- _Task goal_
Pictures should be excluded; otherwise, copy every entry exactly.
--- Dataset content ---
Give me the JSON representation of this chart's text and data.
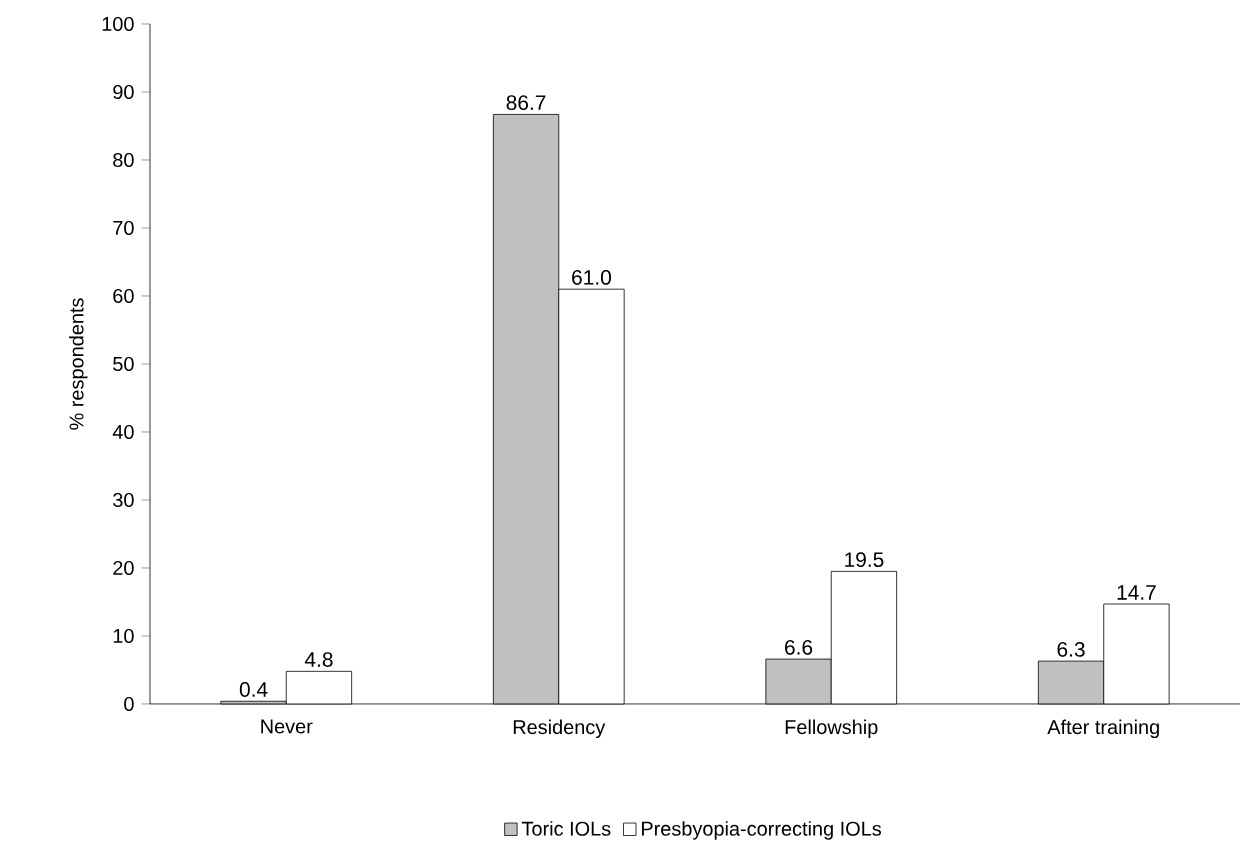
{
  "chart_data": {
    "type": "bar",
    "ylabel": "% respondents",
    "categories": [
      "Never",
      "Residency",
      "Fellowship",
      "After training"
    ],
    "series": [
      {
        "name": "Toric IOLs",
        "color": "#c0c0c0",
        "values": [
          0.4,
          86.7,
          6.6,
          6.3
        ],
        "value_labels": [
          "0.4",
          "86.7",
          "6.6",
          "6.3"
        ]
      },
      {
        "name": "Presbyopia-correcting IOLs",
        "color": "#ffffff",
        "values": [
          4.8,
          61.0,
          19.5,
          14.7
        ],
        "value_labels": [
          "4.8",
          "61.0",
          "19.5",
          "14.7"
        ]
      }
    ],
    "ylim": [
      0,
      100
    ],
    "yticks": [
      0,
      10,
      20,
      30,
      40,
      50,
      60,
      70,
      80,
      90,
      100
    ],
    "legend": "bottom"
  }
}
---
- _Solution below_
Give me the JSON representation of this chart's text and data.
{
  "chart_data": {
    "type": "bar",
    "ylabel": "% respondents",
    "categories": [
      "Never",
      "Residency",
      "Fellowship",
      "After training"
    ],
    "series": [
      {
        "name": "Toric IOLs",
        "color": "#c0c0c0",
        "values": [
          0.4,
          86.7,
          6.6,
          6.3
        ],
        "value_labels": [
          "0.4",
          "86.7",
          "6.6",
          "6.3"
        ]
      },
      {
        "name": "Presbyopia-correcting IOLs",
        "color": "#ffffff",
        "values": [
          4.8,
          61.0,
          19.5,
          14.7
        ],
        "value_labels": [
          "4.8",
          "61.0",
          "19.5",
          "14.7"
        ]
      }
    ],
    "ylim": [
      0,
      100
    ],
    "yticks": [
      0,
      10,
      20,
      30,
      40,
      50,
      60,
      70,
      80,
      90,
      100
    ],
    "legend": "bottom"
  }
}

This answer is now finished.